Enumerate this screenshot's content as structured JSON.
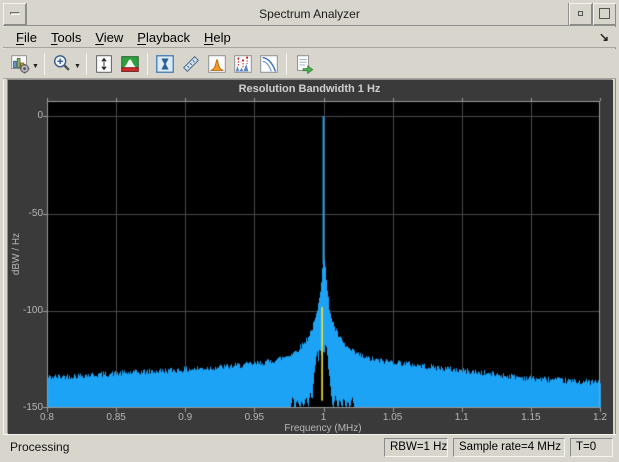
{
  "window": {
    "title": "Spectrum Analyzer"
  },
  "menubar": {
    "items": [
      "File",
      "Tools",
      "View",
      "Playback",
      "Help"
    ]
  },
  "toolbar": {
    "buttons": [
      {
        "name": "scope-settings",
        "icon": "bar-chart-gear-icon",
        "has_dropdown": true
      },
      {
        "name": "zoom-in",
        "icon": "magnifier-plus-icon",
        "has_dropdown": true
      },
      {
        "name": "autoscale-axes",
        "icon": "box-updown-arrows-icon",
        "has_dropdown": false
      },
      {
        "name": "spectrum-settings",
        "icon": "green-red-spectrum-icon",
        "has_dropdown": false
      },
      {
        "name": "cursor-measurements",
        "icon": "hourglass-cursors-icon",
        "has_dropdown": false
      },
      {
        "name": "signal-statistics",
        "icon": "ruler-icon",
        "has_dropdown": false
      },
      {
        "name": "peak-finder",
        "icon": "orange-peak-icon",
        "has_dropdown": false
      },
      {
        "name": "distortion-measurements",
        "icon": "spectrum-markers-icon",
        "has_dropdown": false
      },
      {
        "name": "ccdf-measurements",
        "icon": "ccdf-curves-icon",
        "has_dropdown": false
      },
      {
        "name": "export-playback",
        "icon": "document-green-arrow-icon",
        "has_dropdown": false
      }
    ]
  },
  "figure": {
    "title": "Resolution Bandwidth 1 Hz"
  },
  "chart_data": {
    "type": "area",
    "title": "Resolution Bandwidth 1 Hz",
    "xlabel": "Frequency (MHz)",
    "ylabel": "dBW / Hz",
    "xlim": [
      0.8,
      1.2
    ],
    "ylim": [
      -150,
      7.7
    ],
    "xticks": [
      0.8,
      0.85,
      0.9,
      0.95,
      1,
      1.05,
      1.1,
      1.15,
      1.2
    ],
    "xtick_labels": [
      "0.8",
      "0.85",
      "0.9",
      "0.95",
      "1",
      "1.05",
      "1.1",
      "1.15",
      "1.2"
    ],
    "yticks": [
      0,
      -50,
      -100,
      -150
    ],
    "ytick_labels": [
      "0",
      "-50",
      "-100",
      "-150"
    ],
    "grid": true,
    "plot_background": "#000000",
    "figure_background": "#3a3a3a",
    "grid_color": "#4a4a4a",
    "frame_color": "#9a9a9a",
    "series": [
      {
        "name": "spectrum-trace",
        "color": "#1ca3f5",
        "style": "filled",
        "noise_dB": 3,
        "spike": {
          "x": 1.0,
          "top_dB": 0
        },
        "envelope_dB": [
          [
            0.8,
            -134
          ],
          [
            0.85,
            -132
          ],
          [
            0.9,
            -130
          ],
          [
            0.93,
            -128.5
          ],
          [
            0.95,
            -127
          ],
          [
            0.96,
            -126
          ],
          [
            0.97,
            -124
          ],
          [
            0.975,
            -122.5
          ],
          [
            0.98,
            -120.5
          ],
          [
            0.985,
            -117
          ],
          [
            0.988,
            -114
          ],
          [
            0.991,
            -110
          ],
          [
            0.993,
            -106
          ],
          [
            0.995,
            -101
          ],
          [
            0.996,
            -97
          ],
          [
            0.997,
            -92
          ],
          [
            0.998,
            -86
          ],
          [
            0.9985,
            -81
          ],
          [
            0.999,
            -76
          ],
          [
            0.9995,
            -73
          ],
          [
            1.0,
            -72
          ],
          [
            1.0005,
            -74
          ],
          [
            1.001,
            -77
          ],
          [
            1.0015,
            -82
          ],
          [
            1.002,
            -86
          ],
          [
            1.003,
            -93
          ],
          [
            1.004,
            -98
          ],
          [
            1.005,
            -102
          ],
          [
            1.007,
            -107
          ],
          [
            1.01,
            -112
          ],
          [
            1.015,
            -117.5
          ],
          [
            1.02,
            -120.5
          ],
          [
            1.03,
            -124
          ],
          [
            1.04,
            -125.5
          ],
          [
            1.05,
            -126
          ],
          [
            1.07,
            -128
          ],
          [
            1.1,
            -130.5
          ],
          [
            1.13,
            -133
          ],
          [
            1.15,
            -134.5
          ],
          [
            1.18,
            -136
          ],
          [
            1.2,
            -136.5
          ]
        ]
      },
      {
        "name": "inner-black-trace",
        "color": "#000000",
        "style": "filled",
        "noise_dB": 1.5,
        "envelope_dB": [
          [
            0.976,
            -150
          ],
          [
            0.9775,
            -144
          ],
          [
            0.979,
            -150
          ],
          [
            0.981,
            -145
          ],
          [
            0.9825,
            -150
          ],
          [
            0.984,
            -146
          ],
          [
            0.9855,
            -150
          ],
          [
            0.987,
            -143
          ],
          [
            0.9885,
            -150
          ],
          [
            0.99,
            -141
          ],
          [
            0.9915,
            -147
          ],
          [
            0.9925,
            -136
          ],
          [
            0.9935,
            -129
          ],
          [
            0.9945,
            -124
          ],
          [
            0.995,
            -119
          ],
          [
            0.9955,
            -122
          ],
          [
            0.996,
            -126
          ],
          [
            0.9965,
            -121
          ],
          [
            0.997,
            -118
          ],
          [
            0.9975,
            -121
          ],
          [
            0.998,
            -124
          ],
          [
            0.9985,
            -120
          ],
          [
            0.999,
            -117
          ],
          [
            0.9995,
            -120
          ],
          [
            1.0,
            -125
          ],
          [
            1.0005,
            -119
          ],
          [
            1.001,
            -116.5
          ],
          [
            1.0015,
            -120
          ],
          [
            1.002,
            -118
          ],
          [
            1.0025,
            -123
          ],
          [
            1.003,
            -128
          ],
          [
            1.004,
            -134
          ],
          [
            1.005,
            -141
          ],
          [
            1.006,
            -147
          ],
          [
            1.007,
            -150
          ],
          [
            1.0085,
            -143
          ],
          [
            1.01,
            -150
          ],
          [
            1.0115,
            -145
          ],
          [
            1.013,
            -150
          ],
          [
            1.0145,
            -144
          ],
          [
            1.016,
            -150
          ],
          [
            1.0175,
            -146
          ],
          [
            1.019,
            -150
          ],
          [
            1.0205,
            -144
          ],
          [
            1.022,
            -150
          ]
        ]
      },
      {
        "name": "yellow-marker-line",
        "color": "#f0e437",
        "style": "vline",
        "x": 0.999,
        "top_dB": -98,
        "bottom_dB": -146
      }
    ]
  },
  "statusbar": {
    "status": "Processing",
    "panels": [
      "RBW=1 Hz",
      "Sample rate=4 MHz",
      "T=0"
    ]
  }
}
..........
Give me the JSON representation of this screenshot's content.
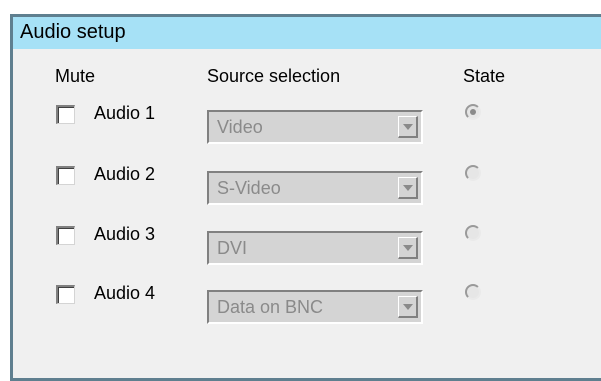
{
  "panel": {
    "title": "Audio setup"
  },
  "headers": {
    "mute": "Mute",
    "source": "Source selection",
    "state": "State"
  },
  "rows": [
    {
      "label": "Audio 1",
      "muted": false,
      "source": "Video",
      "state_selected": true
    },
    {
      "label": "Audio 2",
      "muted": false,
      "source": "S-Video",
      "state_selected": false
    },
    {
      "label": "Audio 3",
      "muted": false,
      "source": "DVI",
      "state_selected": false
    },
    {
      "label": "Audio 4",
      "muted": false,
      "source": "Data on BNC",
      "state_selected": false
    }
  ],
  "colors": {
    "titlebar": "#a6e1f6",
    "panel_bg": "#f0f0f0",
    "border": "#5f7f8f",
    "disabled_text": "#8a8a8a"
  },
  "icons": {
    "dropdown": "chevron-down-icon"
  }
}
..........
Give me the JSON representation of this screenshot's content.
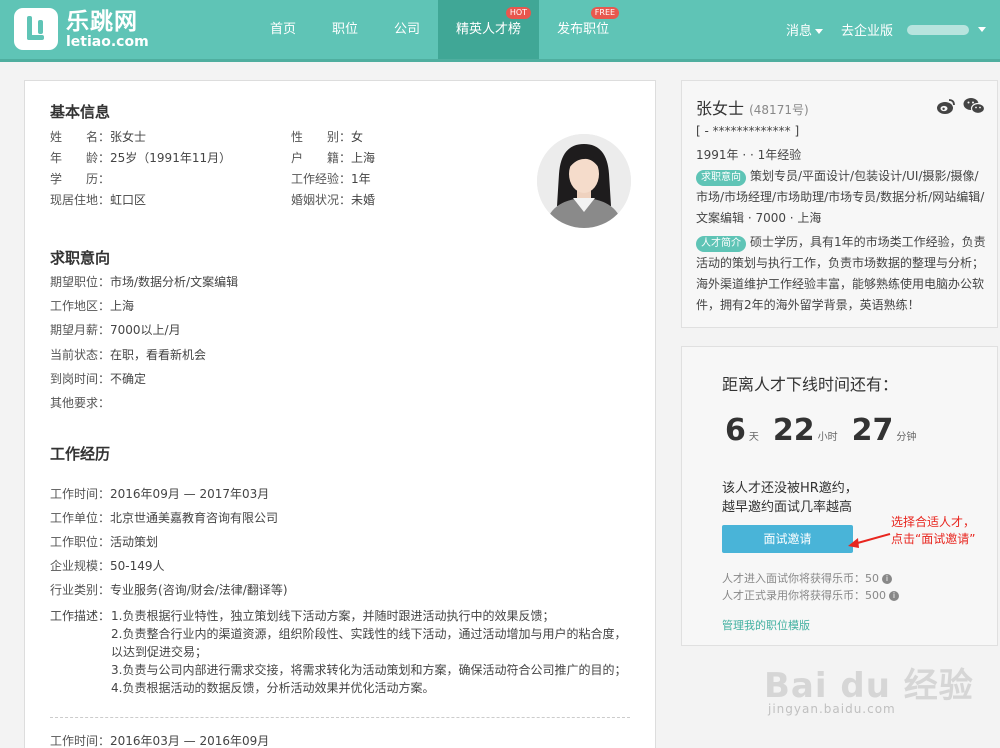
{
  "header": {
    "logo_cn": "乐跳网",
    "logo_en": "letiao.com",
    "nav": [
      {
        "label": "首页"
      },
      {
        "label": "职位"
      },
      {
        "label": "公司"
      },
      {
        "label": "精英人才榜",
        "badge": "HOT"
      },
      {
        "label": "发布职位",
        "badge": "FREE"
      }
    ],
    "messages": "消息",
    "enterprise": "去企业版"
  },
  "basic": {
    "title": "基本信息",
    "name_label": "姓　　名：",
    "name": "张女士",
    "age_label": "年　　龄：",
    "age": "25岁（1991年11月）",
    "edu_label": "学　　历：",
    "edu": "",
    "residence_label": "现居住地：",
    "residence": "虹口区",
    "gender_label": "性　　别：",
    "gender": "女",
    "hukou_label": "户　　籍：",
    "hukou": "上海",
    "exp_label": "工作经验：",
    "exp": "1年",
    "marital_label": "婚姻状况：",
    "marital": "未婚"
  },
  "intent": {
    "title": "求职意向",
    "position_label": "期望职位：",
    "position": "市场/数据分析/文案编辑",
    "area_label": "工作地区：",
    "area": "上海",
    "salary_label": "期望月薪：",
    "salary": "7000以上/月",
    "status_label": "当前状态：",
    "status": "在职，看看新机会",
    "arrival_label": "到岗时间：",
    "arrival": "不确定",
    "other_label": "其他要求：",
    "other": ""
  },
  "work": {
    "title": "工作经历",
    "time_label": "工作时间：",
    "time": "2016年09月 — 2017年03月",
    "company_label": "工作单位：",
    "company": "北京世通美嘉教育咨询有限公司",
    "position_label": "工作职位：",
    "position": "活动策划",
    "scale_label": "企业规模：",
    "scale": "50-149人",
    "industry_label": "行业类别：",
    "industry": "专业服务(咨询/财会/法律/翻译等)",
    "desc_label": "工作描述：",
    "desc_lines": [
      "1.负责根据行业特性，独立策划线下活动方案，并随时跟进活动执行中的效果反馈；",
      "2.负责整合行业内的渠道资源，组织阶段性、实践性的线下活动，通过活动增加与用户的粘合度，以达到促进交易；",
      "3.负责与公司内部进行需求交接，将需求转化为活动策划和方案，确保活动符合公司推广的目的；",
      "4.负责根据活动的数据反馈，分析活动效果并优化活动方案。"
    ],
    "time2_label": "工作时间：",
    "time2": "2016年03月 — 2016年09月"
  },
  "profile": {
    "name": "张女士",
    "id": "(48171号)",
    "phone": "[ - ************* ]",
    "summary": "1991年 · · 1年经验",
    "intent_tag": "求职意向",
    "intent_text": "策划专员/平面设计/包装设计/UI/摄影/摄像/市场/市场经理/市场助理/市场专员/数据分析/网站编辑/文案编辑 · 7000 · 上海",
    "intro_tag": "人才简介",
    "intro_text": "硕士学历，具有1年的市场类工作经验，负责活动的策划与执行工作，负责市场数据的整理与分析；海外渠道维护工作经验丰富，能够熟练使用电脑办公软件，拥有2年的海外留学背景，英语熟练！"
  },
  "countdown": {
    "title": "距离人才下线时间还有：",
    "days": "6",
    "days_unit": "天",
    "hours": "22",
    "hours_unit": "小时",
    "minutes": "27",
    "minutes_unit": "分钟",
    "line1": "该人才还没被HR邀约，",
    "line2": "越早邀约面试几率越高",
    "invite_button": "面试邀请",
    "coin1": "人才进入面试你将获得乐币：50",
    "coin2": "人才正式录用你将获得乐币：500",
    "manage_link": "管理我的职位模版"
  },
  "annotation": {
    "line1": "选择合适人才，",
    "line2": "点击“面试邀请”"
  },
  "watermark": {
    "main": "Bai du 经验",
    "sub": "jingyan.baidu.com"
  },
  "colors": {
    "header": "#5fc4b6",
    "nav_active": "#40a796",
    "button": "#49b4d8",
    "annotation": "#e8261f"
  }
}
..........
# STATED PROBLEM:
In the entries above, find each line with the string "Bandwidth" and copy it.

# SOLUTION TO THIS EXERCISE:
    "title": "Resolution Bandwidth 1 Hz"
    "title": "Resolution Bandwidth 1 Hz",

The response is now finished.